PROBLEM DETAILS: Reproduce the data exactly and drop any pictures it holds.
# DATA LISTING start
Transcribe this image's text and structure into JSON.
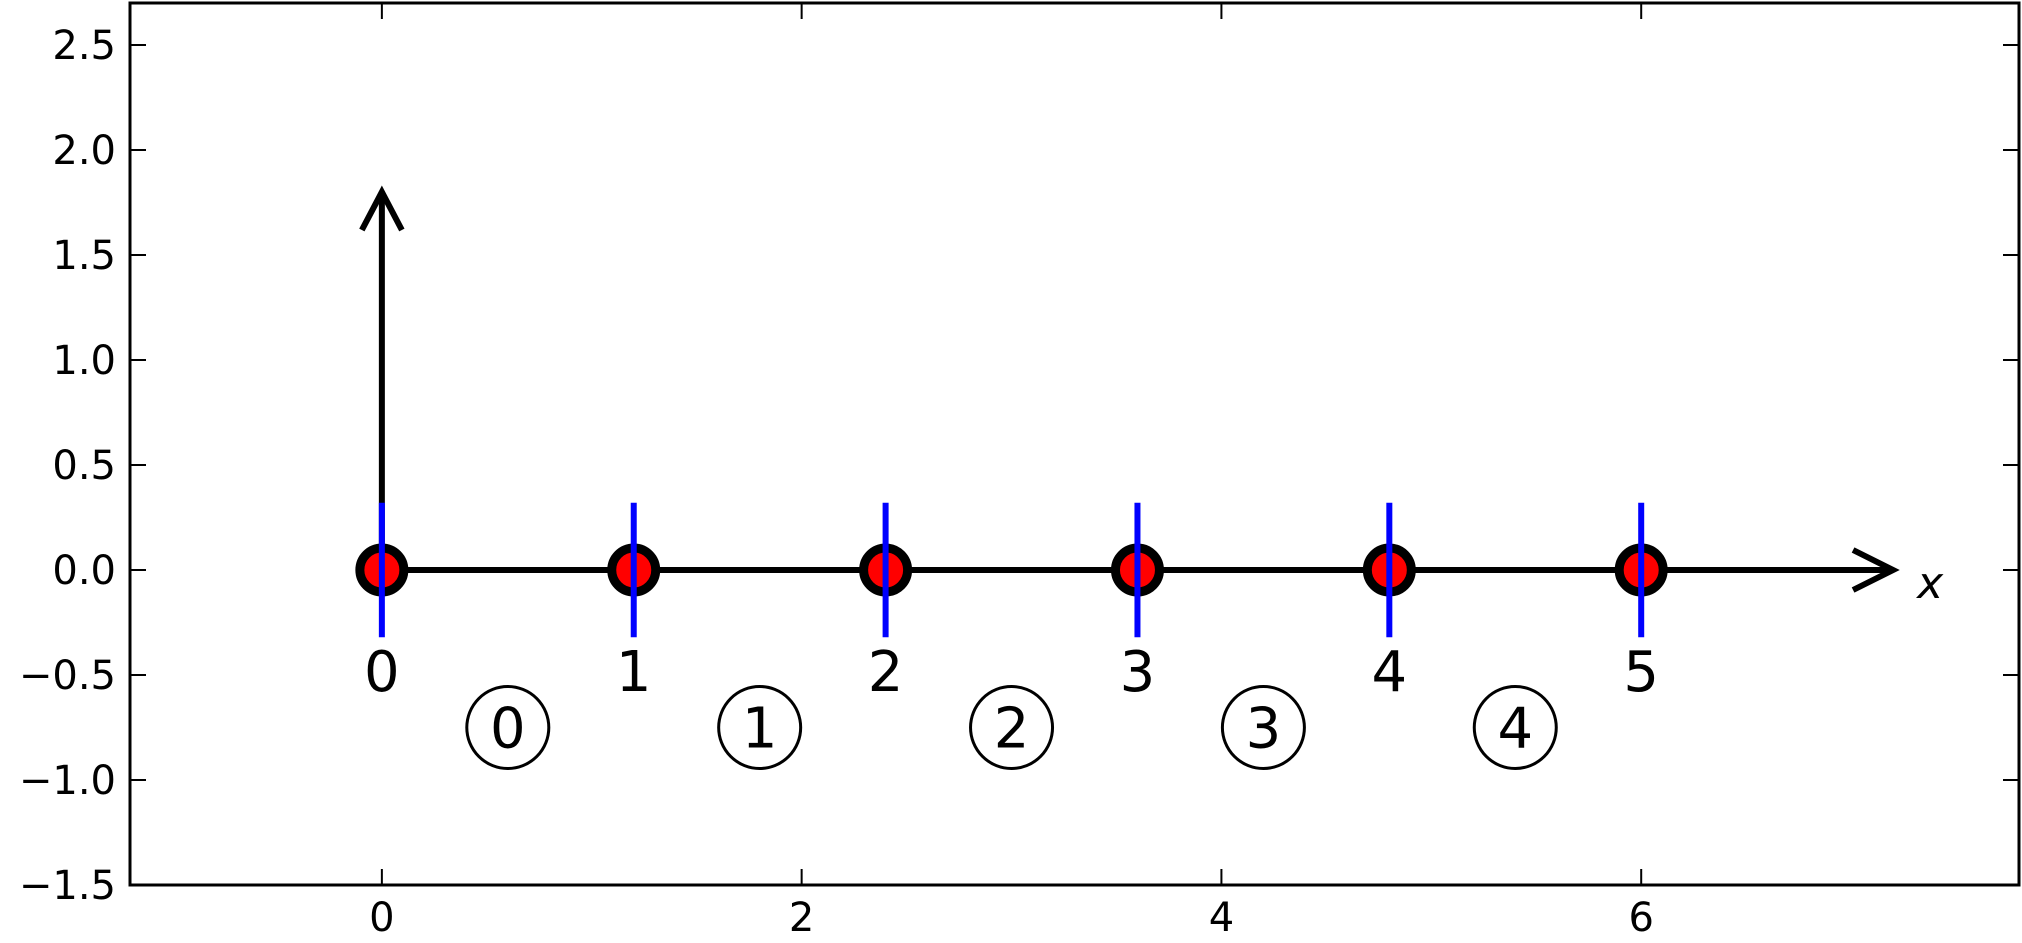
{
  "chart_data": {
    "type": "scatter",
    "title": "",
    "xlabel": "",
    "ylabel": "",
    "xlim": [
      -1.2,
      7.8
    ],
    "ylim": [
      -1.5,
      2.7
    ],
    "grid": false,
    "x_ticks": [
      0,
      2,
      4,
      6
    ],
    "x_tick_labels": [
      "0",
      "2",
      "4",
      "6"
    ],
    "y_ticks": [
      2.5,
      2.0,
      1.5,
      1.0,
      0.5,
      0.0,
      -0.5,
      -1.0,
      -1.5
    ],
    "y_tick_labels": [
      "2.5",
      "2.0",
      "1.5",
      "1.0",
      "0.5",
      "0.0",
      "−0.5",
      "−1.0",
      "−1.5"
    ],
    "nodes": {
      "x": [
        0,
        1.2,
        2.4,
        3.6,
        4.8,
        6.0
      ],
      "y": [
        0,
        0,
        0,
        0,
        0,
        0
      ],
      "labels": [
        "0",
        "1",
        "2",
        "3",
        "4",
        "5"
      ],
      "fill_color": "#ff0000",
      "edge_color": "#000000"
    },
    "node_markers": {
      "x": [
        0,
        1.2,
        2.4,
        3.6,
        4.8,
        6.0
      ],
      "y_range": [
        -0.32,
        0.32
      ],
      "color": "#0000ff"
    },
    "elements": {
      "x": [
        0.6,
        1.8,
        3.0,
        4.2,
        5.4
      ],
      "y": [
        -0.75,
        -0.75,
        -0.75,
        -0.75,
        -0.75
      ],
      "labels": [
        "0",
        "1",
        "2",
        "3",
        "4"
      ]
    },
    "x_axis_arrow": {
      "from": [
        0,
        0
      ],
      "to": [
        7.2,
        0
      ],
      "label": "x"
    },
    "y_axis_arrow": {
      "from": [
        0,
        0
      ],
      "to": [
        0,
        1.8
      ]
    },
    "colors": {
      "axis": "#000000",
      "node_fill": "#ff0000",
      "marker": "#0000ff"
    }
  }
}
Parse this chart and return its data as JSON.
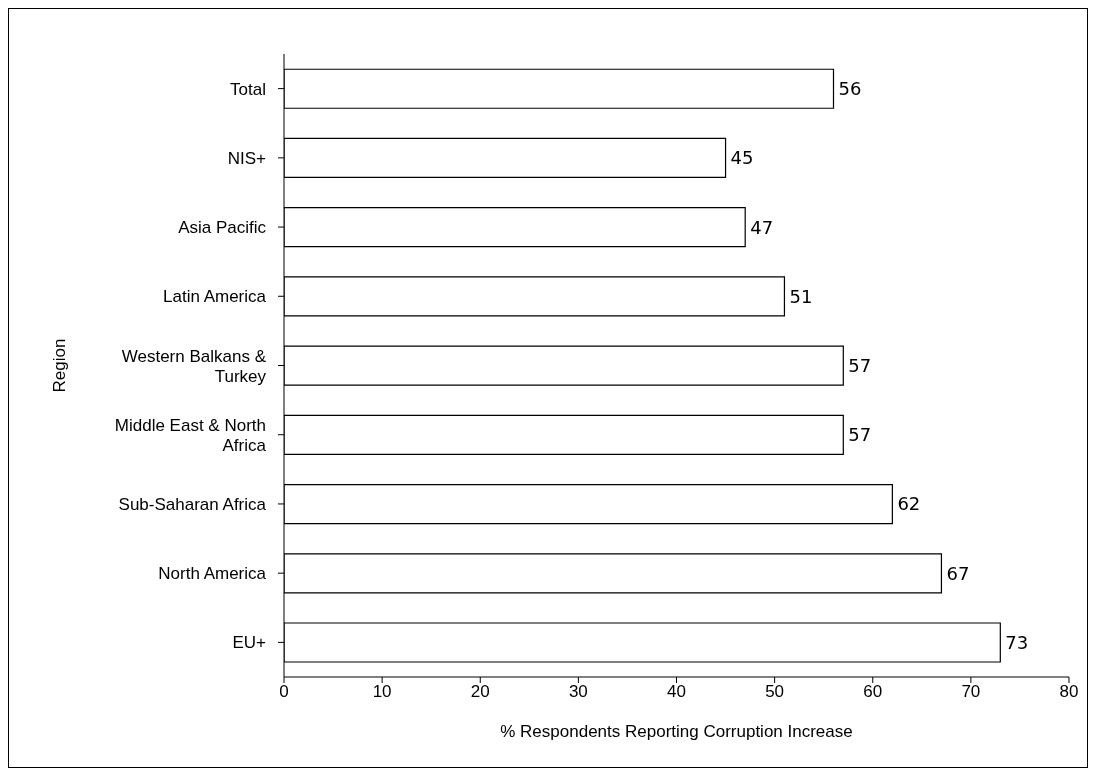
# DATA LISTING end
THE REPLY:
Transcribe this image's text and structure into JSON.
{
  "chart_data": {
    "type": "scatter",
    "title": "",
    "xlabel": "",
    "ylabel": "",
    "xlim": [
      -1.2,
      7.8
    ],
    "ylim": [
      -1.5,
      2.7
    ],
    "grid": false,
    "x_ticks": [
      0,
      2,
      4,
      6
    ],
    "x_tick_labels": [
      "0",
      "2",
      "4",
      "6"
    ],
    "y_ticks": [
      2.5,
      2.0,
      1.5,
      1.0,
      0.5,
      0.0,
      -0.5,
      -1.0,
      -1.5
    ],
    "y_tick_labels": [
      "2.5",
      "2.0",
      "1.5",
      "1.0",
      "0.5",
      "0.0",
      "−0.5",
      "−1.0",
      "−1.5"
    ],
    "nodes": {
      "x": [
        0,
        1.2,
        2.4,
        3.6,
        4.8,
        6.0
      ],
      "y": [
        0,
        0,
        0,
        0,
        0,
        0
      ],
      "labels": [
        "0",
        "1",
        "2",
        "3",
        "4",
        "5"
      ],
      "fill_color": "#ff0000",
      "edge_color": "#000000"
    },
    "node_markers": {
      "x": [
        0,
        1.2,
        2.4,
        3.6,
        4.8,
        6.0
      ],
      "y_range": [
        -0.32,
        0.32
      ],
      "color": "#0000ff"
    },
    "elements": {
      "x": [
        0.6,
        1.8,
        3.0,
        4.2,
        5.4
      ],
      "y": [
        -0.75,
        -0.75,
        -0.75,
        -0.75,
        -0.75
      ],
      "labels": [
        "0",
        "1",
        "2",
        "3",
        "4"
      ]
    },
    "x_axis_arrow": {
      "from": [
        0,
        0
      ],
      "to": [
        7.2,
        0
      ],
      "label": "x"
    },
    "y_axis_arrow": {
      "from": [
        0,
        0
      ],
      "to": [
        0,
        1.8
      ]
    },
    "colors": {
      "axis": "#000000",
      "node_fill": "#ff0000",
      "marker": "#0000ff"
    }
  }
}
Parse this chart and return its data as JSON.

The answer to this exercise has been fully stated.